▶ **Given instruction**
Write out the data again in full, exactly as it reads.

###

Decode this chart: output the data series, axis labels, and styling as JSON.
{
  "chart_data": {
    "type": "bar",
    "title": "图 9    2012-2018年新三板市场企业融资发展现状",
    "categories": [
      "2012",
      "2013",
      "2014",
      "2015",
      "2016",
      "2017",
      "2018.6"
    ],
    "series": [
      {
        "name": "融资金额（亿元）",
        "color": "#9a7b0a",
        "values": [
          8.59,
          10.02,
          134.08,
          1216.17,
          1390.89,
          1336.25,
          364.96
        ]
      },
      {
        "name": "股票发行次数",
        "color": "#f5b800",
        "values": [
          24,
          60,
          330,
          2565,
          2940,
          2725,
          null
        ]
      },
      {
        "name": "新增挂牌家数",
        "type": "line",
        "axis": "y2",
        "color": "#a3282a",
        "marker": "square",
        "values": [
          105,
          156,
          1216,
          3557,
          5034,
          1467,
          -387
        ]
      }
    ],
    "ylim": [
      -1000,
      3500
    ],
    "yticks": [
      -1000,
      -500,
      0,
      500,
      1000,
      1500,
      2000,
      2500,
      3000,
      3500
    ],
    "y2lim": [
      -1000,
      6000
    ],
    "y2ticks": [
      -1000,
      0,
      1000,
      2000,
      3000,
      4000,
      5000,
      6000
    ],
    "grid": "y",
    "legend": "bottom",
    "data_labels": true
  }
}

###

▶ **Exercise response**
Decode this chart: output the data series, axis labels, and styling as JSON.
{
  "chart_data": {
    "type": "bar",
    "title": "图 9    2012-2018年新三板市场企业融资发展现状",
    "categories": [
      "2012",
      "2013",
      "2014",
      "2015",
      "2016",
      "2017",
      "2018.6"
    ],
    "series": [
      {
        "name": "融资金额（亿元）",
        "color": "#9a7b0a",
        "values": [
          8.59,
          10.02,
          134.08,
          1216.17,
          1390.89,
          1336.25,
          364.96
        ]
      },
      {
        "name": "股票发行次数",
        "color": "#f5b800",
        "values": [
          24,
          60,
          330,
          2565,
          2940,
          2725,
          null
        ]
      },
      {
        "name": "新增挂牌家数",
        "type": "line",
        "axis": "y2",
        "color": "#a3282a",
        "marker": "square",
        "values": [
          105,
          156,
          1216,
          3557,
          5034,
          1467,
          -387
        ]
      }
    ],
    "ylim": [
      -1000,
      3500
    ],
    "yticks": [
      -1000,
      -500,
      0,
      500,
      1000,
      1500,
      2000,
      2500,
      3000,
      3500
    ],
    "y2lim": [
      -1000,
      6000
    ],
    "y2ticks": [
      -1000,
      0,
      1000,
      2000,
      3000,
      4000,
      5000,
      6000
    ],
    "grid": "y",
    "legend": "bottom",
    "data_labels": true
  }
}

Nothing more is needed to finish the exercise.